[Dataset items]

########

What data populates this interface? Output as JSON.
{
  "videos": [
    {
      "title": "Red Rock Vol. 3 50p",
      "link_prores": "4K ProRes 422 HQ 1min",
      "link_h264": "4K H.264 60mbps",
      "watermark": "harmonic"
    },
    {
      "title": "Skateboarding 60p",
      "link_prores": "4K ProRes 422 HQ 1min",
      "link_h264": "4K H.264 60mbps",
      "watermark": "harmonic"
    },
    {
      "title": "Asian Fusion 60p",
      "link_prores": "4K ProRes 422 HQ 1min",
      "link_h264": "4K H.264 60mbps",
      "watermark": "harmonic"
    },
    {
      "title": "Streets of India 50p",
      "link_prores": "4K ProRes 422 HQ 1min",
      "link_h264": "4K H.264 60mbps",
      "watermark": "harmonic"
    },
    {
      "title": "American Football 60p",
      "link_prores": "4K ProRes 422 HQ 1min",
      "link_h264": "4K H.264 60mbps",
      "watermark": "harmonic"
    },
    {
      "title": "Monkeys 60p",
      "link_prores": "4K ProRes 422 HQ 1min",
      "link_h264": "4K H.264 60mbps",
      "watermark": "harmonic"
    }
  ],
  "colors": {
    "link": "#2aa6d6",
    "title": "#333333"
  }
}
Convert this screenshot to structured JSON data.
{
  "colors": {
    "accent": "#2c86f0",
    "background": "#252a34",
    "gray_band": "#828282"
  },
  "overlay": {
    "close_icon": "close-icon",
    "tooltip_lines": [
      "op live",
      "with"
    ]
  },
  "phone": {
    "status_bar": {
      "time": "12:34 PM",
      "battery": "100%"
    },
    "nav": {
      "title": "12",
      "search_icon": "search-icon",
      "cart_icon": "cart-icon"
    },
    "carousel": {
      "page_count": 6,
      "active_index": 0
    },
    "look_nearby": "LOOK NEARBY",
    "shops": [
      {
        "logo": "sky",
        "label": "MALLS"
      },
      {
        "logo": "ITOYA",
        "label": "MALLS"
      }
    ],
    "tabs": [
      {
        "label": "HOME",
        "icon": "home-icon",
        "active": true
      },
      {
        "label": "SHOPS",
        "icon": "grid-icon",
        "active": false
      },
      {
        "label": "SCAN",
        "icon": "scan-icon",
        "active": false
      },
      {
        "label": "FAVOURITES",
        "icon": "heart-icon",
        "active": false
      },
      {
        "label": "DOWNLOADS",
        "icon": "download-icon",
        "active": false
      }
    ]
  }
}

########

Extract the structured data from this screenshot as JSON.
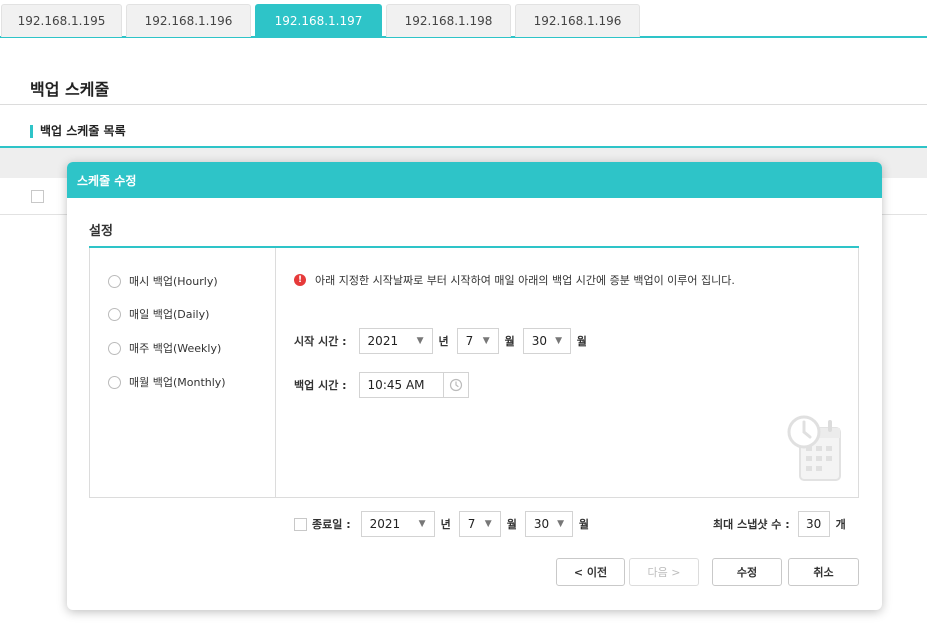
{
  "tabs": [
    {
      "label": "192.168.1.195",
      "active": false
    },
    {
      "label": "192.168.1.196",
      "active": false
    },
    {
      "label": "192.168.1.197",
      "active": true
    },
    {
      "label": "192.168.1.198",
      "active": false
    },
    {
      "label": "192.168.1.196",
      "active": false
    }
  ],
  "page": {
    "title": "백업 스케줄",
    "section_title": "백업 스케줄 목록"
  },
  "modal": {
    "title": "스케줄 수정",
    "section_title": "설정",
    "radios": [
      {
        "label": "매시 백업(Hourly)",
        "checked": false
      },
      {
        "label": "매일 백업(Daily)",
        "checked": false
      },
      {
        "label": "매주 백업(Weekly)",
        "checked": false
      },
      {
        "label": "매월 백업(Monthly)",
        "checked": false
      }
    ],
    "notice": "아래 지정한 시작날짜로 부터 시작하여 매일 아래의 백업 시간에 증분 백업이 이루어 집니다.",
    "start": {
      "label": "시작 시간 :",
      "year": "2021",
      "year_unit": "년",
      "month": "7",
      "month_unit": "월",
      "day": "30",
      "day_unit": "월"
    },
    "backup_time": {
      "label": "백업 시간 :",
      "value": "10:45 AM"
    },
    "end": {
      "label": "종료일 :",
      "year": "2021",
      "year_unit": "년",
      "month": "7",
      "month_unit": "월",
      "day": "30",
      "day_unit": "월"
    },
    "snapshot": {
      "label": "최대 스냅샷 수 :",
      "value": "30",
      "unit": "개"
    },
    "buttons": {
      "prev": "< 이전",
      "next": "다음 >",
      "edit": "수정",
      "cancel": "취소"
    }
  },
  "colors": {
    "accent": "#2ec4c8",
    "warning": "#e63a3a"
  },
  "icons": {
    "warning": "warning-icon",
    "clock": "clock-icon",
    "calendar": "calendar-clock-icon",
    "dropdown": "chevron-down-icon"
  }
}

########

WHAT THIS TASK INVOLVES » Pick out each line above that includes "structured" and show it.

COMPLETE ANSWER »
Convert this screenshot to structured JSON data.
Extract the structured data from this screenshot as JSON.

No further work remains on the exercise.